Reading passage:

John Jude Palencar
They say don’t judge a book by its cover. I can’t say I’m one to hold to such philosophy because in all honesty, it’s the cover that often catches my attention, that is, when it comes to actual books.
Book cover art and illustration has a lot to do with my childhood interests in art and has stayed with me even ’til now. While daydreams of seeing my work in galleries, on the walls of collectors and in magazines are delightful and inspiring, I’ve always wanted to walk into a bookstore and see my work on the covers of books, particularly of the scifi, fantasy and speculative fiction genre but I’m open to any genre if my work fits.
Yesterday I made a visit to my local Barnes & Noble and took pleasure in indulging in one of my old past times; cruising the shelves just looking at cover art.
I’m a big scifi & fantasy fan so that’s where I headed. I used to be into novels such as the works of Ursula Le Guin, Storm Constantine, Octavia Butler, Tanith Lee and Charles De Lint. But over the years I’ve become short on time and find myself less able to commit to a full novel. Now I just opt for short stories for reading or watch a movie. It’s not often that I buy, let alone sit down and read a novel nowadays. Hopefully that will change in the future.

Stored data:
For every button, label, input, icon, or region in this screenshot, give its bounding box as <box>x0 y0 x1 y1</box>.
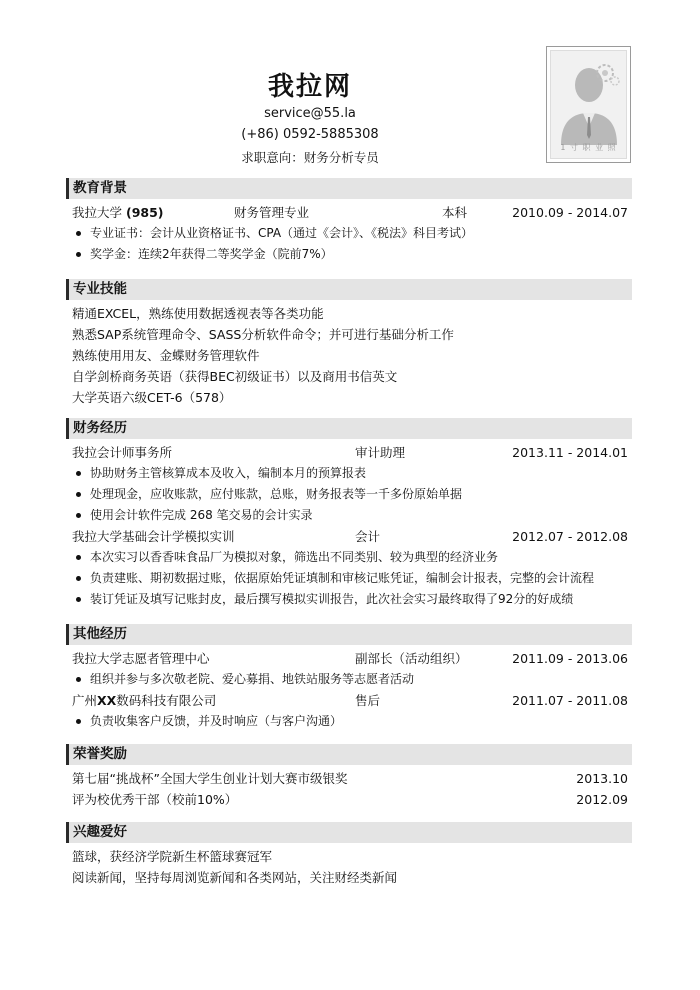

Given instruction: Continue the blog post about looking at book cover art from the point where it stops.

Right answer:
When it comes to cover art though, I feel that scifi & fantasy has some of the best work particularly in the area of traditional art. I pay attention to cover art so much that I’m now at the point where I can look at a book cover and immediately know who the artist is. Unfortunately there doesn’t seem to be a wide range of varying styles and I’m seeing more of the same artist’s work on various books. This makes me wonder, are there fewer traditional artists being employed by publishing companies? A lot of cover art now appears to be a mix of design and digital artistry. Not that anything is wrong with that. I myself have a background in digital art, which has its own beauty, uniqueness and skill. But as someone who likes traditional art more, I am drawn to art and illustration that has more of a look and feel of being created through traditional mediums and it saddens me to think traditional arts are being eclipsed by the convenience and speed of digital art that in some ways lack the distinctiveness of the traditional.
Below are a few snapshots along with examples of a few artists whose art caught my eye while visiting B&N. You can see more work by each artist at the links provided.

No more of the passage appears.